▶ _Exercise task_: Search the records for the word "change" and pick out every line that has it.

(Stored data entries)
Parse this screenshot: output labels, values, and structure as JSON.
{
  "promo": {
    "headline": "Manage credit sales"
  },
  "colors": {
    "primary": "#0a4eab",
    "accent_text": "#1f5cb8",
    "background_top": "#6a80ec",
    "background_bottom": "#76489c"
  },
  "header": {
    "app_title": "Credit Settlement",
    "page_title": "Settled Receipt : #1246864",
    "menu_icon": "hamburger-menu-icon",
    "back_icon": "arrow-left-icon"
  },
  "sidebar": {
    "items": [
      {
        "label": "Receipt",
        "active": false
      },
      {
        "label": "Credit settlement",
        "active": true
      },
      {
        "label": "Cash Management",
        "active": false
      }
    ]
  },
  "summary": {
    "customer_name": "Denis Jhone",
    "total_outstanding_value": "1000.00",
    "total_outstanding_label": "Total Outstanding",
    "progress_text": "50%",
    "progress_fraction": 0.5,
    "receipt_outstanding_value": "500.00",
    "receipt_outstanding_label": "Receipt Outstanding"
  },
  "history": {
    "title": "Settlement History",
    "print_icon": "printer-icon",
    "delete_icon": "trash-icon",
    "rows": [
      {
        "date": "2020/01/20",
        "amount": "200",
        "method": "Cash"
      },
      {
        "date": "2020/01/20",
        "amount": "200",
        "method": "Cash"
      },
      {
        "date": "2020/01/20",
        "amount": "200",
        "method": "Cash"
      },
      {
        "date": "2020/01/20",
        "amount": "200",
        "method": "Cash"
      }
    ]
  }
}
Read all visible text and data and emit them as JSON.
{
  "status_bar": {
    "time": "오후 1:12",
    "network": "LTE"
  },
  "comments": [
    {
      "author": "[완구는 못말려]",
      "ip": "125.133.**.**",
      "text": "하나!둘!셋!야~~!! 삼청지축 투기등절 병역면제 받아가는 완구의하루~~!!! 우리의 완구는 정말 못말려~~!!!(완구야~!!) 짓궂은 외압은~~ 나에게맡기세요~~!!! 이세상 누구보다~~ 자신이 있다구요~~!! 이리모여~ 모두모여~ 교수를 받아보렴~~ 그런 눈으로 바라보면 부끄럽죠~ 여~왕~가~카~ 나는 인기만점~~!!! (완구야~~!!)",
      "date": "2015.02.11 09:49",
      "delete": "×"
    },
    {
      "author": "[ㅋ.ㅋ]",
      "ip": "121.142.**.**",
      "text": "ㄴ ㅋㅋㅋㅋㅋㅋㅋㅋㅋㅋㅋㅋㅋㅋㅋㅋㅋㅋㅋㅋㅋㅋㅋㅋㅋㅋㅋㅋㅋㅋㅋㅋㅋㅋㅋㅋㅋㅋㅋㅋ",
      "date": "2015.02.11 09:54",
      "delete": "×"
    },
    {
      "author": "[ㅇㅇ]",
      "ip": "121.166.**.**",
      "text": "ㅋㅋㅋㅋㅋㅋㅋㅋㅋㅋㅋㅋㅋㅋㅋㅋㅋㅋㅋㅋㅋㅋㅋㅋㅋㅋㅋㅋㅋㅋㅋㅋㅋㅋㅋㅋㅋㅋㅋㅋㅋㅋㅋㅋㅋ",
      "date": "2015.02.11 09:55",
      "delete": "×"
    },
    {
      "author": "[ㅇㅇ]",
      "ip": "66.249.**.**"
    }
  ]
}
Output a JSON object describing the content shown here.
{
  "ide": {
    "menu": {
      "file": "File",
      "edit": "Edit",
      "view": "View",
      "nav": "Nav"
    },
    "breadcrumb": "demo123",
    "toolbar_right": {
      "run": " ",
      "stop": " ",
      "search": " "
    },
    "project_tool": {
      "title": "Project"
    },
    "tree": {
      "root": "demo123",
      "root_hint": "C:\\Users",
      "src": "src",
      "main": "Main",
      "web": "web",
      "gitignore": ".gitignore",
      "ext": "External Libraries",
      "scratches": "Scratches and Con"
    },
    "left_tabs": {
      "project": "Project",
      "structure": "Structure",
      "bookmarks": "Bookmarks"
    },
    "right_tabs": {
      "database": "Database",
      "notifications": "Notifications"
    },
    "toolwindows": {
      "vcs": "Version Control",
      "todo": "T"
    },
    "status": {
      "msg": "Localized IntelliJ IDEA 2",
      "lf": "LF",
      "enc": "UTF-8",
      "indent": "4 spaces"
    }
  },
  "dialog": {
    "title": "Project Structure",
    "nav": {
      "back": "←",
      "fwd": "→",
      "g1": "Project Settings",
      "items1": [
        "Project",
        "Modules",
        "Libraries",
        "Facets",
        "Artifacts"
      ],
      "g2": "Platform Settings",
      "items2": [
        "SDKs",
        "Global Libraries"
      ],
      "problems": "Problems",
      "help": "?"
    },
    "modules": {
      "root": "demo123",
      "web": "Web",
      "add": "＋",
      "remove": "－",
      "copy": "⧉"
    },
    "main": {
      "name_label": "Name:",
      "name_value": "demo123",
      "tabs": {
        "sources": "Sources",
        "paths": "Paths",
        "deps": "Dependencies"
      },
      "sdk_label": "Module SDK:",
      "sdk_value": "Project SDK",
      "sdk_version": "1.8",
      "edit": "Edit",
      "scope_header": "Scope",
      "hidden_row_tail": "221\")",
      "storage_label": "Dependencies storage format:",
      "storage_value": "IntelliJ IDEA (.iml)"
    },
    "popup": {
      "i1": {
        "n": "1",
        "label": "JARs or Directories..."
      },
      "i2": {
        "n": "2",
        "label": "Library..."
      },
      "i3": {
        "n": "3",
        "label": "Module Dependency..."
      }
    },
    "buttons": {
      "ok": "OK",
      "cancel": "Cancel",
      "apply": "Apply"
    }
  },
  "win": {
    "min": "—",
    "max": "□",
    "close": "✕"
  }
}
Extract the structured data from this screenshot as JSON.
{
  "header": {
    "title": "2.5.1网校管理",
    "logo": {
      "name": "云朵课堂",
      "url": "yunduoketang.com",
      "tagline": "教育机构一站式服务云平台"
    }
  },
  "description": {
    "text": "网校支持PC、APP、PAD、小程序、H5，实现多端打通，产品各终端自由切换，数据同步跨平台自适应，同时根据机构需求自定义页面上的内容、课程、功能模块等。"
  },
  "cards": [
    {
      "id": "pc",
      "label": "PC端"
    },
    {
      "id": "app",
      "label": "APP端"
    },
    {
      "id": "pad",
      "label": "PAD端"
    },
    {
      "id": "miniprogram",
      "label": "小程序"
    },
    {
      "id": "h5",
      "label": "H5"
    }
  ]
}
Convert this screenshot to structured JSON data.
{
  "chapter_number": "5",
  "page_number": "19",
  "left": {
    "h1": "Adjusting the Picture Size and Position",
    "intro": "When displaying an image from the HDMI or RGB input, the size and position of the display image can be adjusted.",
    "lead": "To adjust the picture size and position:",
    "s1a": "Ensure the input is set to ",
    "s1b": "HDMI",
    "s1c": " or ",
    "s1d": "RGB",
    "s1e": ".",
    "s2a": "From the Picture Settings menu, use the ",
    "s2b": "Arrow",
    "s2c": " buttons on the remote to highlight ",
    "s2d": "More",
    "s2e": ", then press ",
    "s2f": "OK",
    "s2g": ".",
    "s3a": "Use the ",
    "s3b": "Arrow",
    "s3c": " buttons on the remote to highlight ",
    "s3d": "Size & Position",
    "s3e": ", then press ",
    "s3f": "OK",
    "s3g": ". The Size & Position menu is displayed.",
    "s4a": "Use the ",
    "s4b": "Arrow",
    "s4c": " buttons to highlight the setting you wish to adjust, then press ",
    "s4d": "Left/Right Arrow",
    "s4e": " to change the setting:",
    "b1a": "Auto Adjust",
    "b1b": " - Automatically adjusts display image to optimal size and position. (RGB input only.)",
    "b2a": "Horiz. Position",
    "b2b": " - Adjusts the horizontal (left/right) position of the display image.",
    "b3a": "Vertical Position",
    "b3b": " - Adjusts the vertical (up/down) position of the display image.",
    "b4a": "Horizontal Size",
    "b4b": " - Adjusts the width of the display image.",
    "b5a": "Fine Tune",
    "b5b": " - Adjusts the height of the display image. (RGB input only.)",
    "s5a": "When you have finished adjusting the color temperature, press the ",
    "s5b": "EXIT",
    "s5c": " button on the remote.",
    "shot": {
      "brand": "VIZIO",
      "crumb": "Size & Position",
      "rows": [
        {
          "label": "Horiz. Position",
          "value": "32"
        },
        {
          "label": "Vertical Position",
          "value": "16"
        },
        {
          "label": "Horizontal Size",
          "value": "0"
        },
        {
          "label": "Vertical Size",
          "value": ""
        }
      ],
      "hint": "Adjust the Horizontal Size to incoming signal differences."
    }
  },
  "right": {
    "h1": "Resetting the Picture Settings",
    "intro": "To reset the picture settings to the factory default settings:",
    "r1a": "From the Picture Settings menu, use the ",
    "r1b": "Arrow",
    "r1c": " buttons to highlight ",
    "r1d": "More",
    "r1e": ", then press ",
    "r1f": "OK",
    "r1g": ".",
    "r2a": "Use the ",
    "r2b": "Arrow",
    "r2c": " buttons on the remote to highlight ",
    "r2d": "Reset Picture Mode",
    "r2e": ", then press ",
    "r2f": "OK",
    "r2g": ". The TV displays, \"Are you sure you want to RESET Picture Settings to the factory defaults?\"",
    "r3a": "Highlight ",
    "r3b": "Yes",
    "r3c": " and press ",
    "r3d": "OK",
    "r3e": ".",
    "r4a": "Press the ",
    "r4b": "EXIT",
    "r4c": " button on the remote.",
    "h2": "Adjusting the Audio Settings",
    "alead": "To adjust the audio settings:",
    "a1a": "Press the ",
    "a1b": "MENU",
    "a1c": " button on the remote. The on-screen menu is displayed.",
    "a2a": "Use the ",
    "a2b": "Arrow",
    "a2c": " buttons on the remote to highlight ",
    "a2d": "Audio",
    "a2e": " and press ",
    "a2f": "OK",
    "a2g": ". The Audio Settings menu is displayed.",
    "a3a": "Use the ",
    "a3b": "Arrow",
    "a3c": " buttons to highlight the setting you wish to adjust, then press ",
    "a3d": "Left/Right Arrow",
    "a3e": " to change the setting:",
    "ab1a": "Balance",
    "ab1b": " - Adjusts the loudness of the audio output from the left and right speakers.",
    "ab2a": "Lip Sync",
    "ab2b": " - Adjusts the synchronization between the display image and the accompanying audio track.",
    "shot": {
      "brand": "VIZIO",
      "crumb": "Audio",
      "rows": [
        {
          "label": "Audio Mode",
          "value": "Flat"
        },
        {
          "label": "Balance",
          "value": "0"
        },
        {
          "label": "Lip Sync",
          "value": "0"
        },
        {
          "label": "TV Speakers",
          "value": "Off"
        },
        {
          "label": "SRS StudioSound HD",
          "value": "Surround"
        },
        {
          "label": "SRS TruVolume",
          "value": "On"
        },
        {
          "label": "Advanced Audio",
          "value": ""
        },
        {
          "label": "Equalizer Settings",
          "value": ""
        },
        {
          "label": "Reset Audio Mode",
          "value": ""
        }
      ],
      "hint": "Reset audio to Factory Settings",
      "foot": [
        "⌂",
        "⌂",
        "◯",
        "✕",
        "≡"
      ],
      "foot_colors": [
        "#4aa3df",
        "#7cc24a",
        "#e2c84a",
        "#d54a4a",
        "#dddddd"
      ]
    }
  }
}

▶ _Output for this task_:
    "s4e": " to change the setting:",
    "a3e": " to change the setting:",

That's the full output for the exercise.